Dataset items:
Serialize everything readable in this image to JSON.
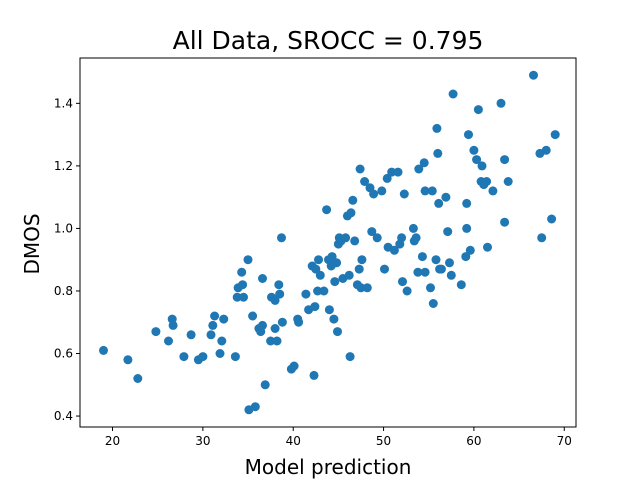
{
  "chart_data": {
    "type": "scatter",
    "title": "All Data, SROCC = 0.795",
    "xlabel": "Model prediction",
    "ylabel": "DMOS",
    "xlim": [
      16.4,
      71.3
    ],
    "ylim": [
      0.365,
      1.545
    ],
    "xticks": [
      "20",
      "30",
      "40",
      "50",
      "60",
      "70"
    ],
    "yticks": [
      "0.4",
      "0.6",
      "0.8",
      "1.0",
      "1.2",
      "1.4"
    ],
    "grid": false,
    "marker_color": "#1f77b4",
    "points": [
      [
        19.0,
        0.61
      ],
      [
        21.7,
        0.58
      ],
      [
        22.8,
        0.52
      ],
      [
        24.8,
        0.67
      ],
      [
        26.2,
        0.64
      ],
      [
        26.6,
        0.71
      ],
      [
        26.7,
        0.69
      ],
      [
        27.9,
        0.59
      ],
      [
        28.7,
        0.66
      ],
      [
        29.5,
        0.58
      ],
      [
        30.0,
        0.59
      ],
      [
        30.9,
        0.66
      ],
      [
        31.1,
        0.69
      ],
      [
        31.3,
        0.72
      ],
      [
        31.9,
        0.6
      ],
      [
        32.1,
        0.64
      ],
      [
        32.3,
        0.71
      ],
      [
        33.6,
        0.59
      ],
      [
        33.8,
        0.78
      ],
      [
        33.9,
        0.81
      ],
      [
        34.3,
        0.86
      ],
      [
        34.4,
        0.82
      ],
      [
        34.5,
        0.78
      ],
      [
        35.0,
        0.9
      ],
      [
        35.1,
        0.42
      ],
      [
        35.5,
        0.72
      ],
      [
        35.8,
        0.43
      ],
      [
        36.2,
        0.68
      ],
      [
        36.4,
        0.67
      ],
      [
        36.6,
        0.69
      ],
      [
        36.6,
        0.84
      ],
      [
        36.9,
        0.5
      ],
      [
        37.5,
        0.64
      ],
      [
        37.6,
        0.78
      ],
      [
        38.0,
        0.68
      ],
      [
        38.0,
        0.77
      ],
      [
        38.2,
        0.64
      ],
      [
        38.4,
        0.82
      ],
      [
        38.5,
        0.79
      ],
      [
        38.7,
        0.97
      ],
      [
        38.8,
        0.7
      ],
      [
        39.8,
        0.55
      ],
      [
        40.1,
        0.56
      ],
      [
        40.5,
        0.71
      ],
      [
        40.6,
        0.7
      ],
      [
        41.4,
        0.79
      ],
      [
        41.7,
        0.74
      ],
      [
        42.1,
        0.88
      ],
      [
        42.3,
        0.53
      ],
      [
        42.4,
        0.75
      ],
      [
        42.5,
        0.87
      ],
      [
        42.7,
        0.8
      ],
      [
        42.8,
        0.9
      ],
      [
        43.0,
        0.85
      ],
      [
        43.4,
        0.8
      ],
      [
        43.7,
        1.06
      ],
      [
        43.9,
        0.9
      ],
      [
        44.0,
        0.74
      ],
      [
        44.2,
        0.88
      ],
      [
        44.3,
        0.91
      ],
      [
        44.5,
        0.71
      ],
      [
        44.6,
        0.83
      ],
      [
        44.8,
        0.89
      ],
      [
        44.9,
        0.67
      ],
      [
        45.0,
        0.95
      ],
      [
        45.1,
        0.97
      ],
      [
        45.3,
        0.96
      ],
      [
        45.5,
        0.84
      ],
      [
        45.8,
        0.97
      ],
      [
        46.0,
        1.04
      ],
      [
        46.2,
        0.85
      ],
      [
        46.3,
        0.59
      ],
      [
        46.4,
        1.05
      ],
      [
        46.6,
        1.09
      ],
      [
        46.8,
        0.96
      ],
      [
        47.1,
        0.82
      ],
      [
        47.3,
        0.87
      ],
      [
        47.4,
        1.19
      ],
      [
        47.5,
        0.81
      ],
      [
        47.6,
        0.9
      ],
      [
        47.9,
        1.15
      ],
      [
        48.2,
        0.81
      ],
      [
        48.5,
        1.13
      ],
      [
        48.7,
        0.99
      ],
      [
        48.9,
        1.11
      ],
      [
        49.3,
        0.97
      ],
      [
        49.8,
        1.12
      ],
      [
        50.1,
        0.87
      ],
      [
        50.4,
        1.16
      ],
      [
        50.5,
        0.94
      ],
      [
        50.9,
        1.18
      ],
      [
        51.2,
        0.93
      ],
      [
        51.6,
        1.18
      ],
      [
        51.8,
        0.95
      ],
      [
        52.0,
        0.97
      ],
      [
        52.1,
        0.83
      ],
      [
        52.3,
        1.11
      ],
      [
        52.6,
        0.8
      ],
      [
        53.3,
        1.0
      ],
      [
        53.4,
        0.96
      ],
      [
        53.6,
        0.97
      ],
      [
        53.8,
        0.86
      ],
      [
        53.9,
        1.19
      ],
      [
        54.3,
        0.91
      ],
      [
        54.5,
        1.21
      ],
      [
        54.6,
        1.12
      ],
      [
        54.6,
        0.86
      ],
      [
        55.2,
        0.81
      ],
      [
        55.4,
        1.12
      ],
      [
        55.5,
        0.76
      ],
      [
        55.8,
        0.9
      ],
      [
        55.9,
        1.32
      ],
      [
        56.0,
        1.24
      ],
      [
        56.1,
        1.08
      ],
      [
        56.2,
        0.87
      ],
      [
        56.4,
        0.87
      ],
      [
        56.9,
        1.1
      ],
      [
        57.1,
        0.99
      ],
      [
        57.3,
        0.89
      ],
      [
        57.5,
        0.85
      ],
      [
        57.7,
        1.43
      ],
      [
        58.6,
        0.82
      ],
      [
        59.1,
        0.91
      ],
      [
        59.2,
        1.08
      ],
      [
        59.2,
        1.0
      ],
      [
        59.4,
        1.3
      ],
      [
        59.6,
        0.93
      ],
      [
        60.0,
        1.25
      ],
      [
        60.3,
        1.22
      ],
      [
        60.5,
        1.38
      ],
      [
        60.8,
        1.15
      ],
      [
        60.9,
        1.2
      ],
      [
        61.1,
        1.14
      ],
      [
        61.4,
        1.15
      ],
      [
        61.5,
        0.94
      ],
      [
        62.1,
        1.12
      ],
      [
        63.0,
        1.4
      ],
      [
        63.4,
        1.22
      ],
      [
        63.4,
        1.02
      ],
      [
        63.8,
        1.15
      ],
      [
        66.6,
        1.49
      ],
      [
        67.3,
        1.24
      ],
      [
        67.5,
        0.97
      ],
      [
        68.0,
        1.25
      ],
      [
        68.6,
        1.03
      ],
      [
        69.0,
        1.3
      ]
    ]
  }
}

Problem description: Reproduce the records verbatim, omitting all images they contain.

Exercise answer:
Serialize everything readable in this image to JSON.
{
  "chart_data": {
    "type": "scatter",
    "title": "All Data, SROCC = 0.795",
    "xlabel": "Model prediction",
    "ylabel": "DMOS",
    "xlim": [
      16.4,
      71.3
    ],
    "ylim": [
      0.365,
      1.545
    ],
    "xticks": [
      "20",
      "30",
      "40",
      "50",
      "60",
      "70"
    ],
    "yticks": [
      "0.4",
      "0.6",
      "0.8",
      "1.0",
      "1.2",
      "1.4"
    ],
    "grid": false,
    "marker_color": "#1f77b4",
    "points": [
      [
        19.0,
        0.61
      ],
      [
        21.7,
        0.58
      ],
      [
        22.8,
        0.52
      ],
      [
        24.8,
        0.67
      ],
      [
        26.2,
        0.64
      ],
      [
        26.6,
        0.71
      ],
      [
        26.7,
        0.69
      ],
      [
        27.9,
        0.59
      ],
      [
        28.7,
        0.66
      ],
      [
        29.5,
        0.58
      ],
      [
        30.0,
        0.59
      ],
      [
        30.9,
        0.66
      ],
      [
        31.1,
        0.69
      ],
      [
        31.3,
        0.72
      ],
      [
        31.9,
        0.6
      ],
      [
        32.1,
        0.64
      ],
      [
        32.3,
        0.71
      ],
      [
        33.6,
        0.59
      ],
      [
        33.8,
        0.78
      ],
      [
        33.9,
        0.81
      ],
      [
        34.3,
        0.86
      ],
      [
        34.4,
        0.82
      ],
      [
        34.5,
        0.78
      ],
      [
        35.0,
        0.9
      ],
      [
        35.1,
        0.42
      ],
      [
        35.5,
        0.72
      ],
      [
        35.8,
        0.43
      ],
      [
        36.2,
        0.68
      ],
      [
        36.4,
        0.67
      ],
      [
        36.6,
        0.69
      ],
      [
        36.6,
        0.84
      ],
      [
        36.9,
        0.5
      ],
      [
        37.5,
        0.64
      ],
      [
        37.6,
        0.78
      ],
      [
        38.0,
        0.68
      ],
      [
        38.0,
        0.77
      ],
      [
        38.2,
        0.64
      ],
      [
        38.4,
        0.82
      ],
      [
        38.5,
        0.79
      ],
      [
        38.7,
        0.97
      ],
      [
        38.8,
        0.7
      ],
      [
        39.8,
        0.55
      ],
      [
        40.1,
        0.56
      ],
      [
        40.5,
        0.71
      ],
      [
        40.6,
        0.7
      ],
      [
        41.4,
        0.79
      ],
      [
        41.7,
        0.74
      ],
      [
        42.1,
        0.88
      ],
      [
        42.3,
        0.53
      ],
      [
        42.4,
        0.75
      ],
      [
        42.5,
        0.87
      ],
      [
        42.7,
        0.8
      ],
      [
        42.8,
        0.9
      ],
      [
        43.0,
        0.85
      ],
      [
        43.4,
        0.8
      ],
      [
        43.7,
        1.06
      ],
      [
        43.9,
        0.9
      ],
      [
        44.0,
        0.74
      ],
      [
        44.2,
        0.88
      ],
      [
        44.3,
        0.91
      ],
      [
        44.5,
        0.71
      ],
      [
        44.6,
        0.83
      ],
      [
        44.8,
        0.89
      ],
      [
        44.9,
        0.67
      ],
      [
        45.0,
        0.95
      ],
      [
        45.1,
        0.97
      ],
      [
        45.3,
        0.96
      ],
      [
        45.5,
        0.84
      ],
      [
        45.8,
        0.97
      ],
      [
        46.0,
        1.04
      ],
      [
        46.2,
        0.85
      ],
      [
        46.3,
        0.59
      ],
      [
        46.4,
        1.05
      ],
      [
        46.6,
        1.09
      ],
      [
        46.8,
        0.96
      ],
      [
        47.1,
        0.82
      ],
      [
        47.3,
        0.87
      ],
      [
        47.4,
        1.19
      ],
      [
        47.5,
        0.81
      ],
      [
        47.6,
        0.9
      ],
      [
        47.9,
        1.15
      ],
      [
        48.2,
        0.81
      ],
      [
        48.5,
        1.13
      ],
      [
        48.7,
        0.99
      ],
      [
        48.9,
        1.11
      ],
      [
        49.3,
        0.97
      ],
      [
        49.8,
        1.12
      ],
      [
        50.1,
        0.87
      ],
      [
        50.4,
        1.16
      ],
      [
        50.5,
        0.94
      ],
      [
        50.9,
        1.18
      ],
      [
        51.2,
        0.93
      ],
      [
        51.6,
        1.18
      ],
      [
        51.8,
        0.95
      ],
      [
        52.0,
        0.97
      ],
      [
        52.1,
        0.83
      ],
      [
        52.3,
        1.11
      ],
      [
        52.6,
        0.8
      ],
      [
        53.3,
        1.0
      ],
      [
        53.4,
        0.96
      ],
      [
        53.6,
        0.97
      ],
      [
        53.8,
        0.86
      ],
      [
        53.9,
        1.19
      ],
      [
        54.3,
        0.91
      ],
      [
        54.5,
        1.21
      ],
      [
        54.6,
        1.12
      ],
      [
        54.6,
        0.86
      ],
      [
        55.2,
        0.81
      ],
      [
        55.4,
        1.12
      ],
      [
        55.5,
        0.76
      ],
      [
        55.8,
        0.9
      ],
      [
        55.9,
        1.32
      ],
      [
        56.0,
        1.24
      ],
      [
        56.1,
        1.08
      ],
      [
        56.2,
        0.87
      ],
      [
        56.4,
        0.87
      ],
      [
        56.9,
        1.1
      ],
      [
        57.1,
        0.99
      ],
      [
        57.3,
        0.89
      ],
      [
        57.5,
        0.85
      ],
      [
        57.7,
        1.43
      ],
      [
        58.6,
        0.82
      ],
      [
        59.1,
        0.91
      ],
      [
        59.2,
        1.08
      ],
      [
        59.2,
        1.0
      ],
      [
        59.4,
        1.3
      ],
      [
        59.6,
        0.93
      ],
      [
        60.0,
        1.25
      ],
      [
        60.3,
        1.22
      ],
      [
        60.5,
        1.38
      ],
      [
        60.8,
        1.15
      ],
      [
        60.9,
        1.2
      ],
      [
        61.1,
        1.14
      ],
      [
        61.4,
        1.15
      ],
      [
        61.5,
        0.94
      ],
      [
        62.1,
        1.12
      ],
      [
        63.0,
        1.4
      ],
      [
        63.4,
        1.22
      ],
      [
        63.4,
        1.02
      ],
      [
        63.8,
        1.15
      ],
      [
        66.6,
        1.49
      ],
      [
        67.3,
        1.24
      ],
      [
        67.5,
        0.97
      ],
      [
        68.0,
        1.25
      ],
      [
        68.6,
        1.03
      ],
      [
        69.0,
        1.3
      ]
    ]
  }
}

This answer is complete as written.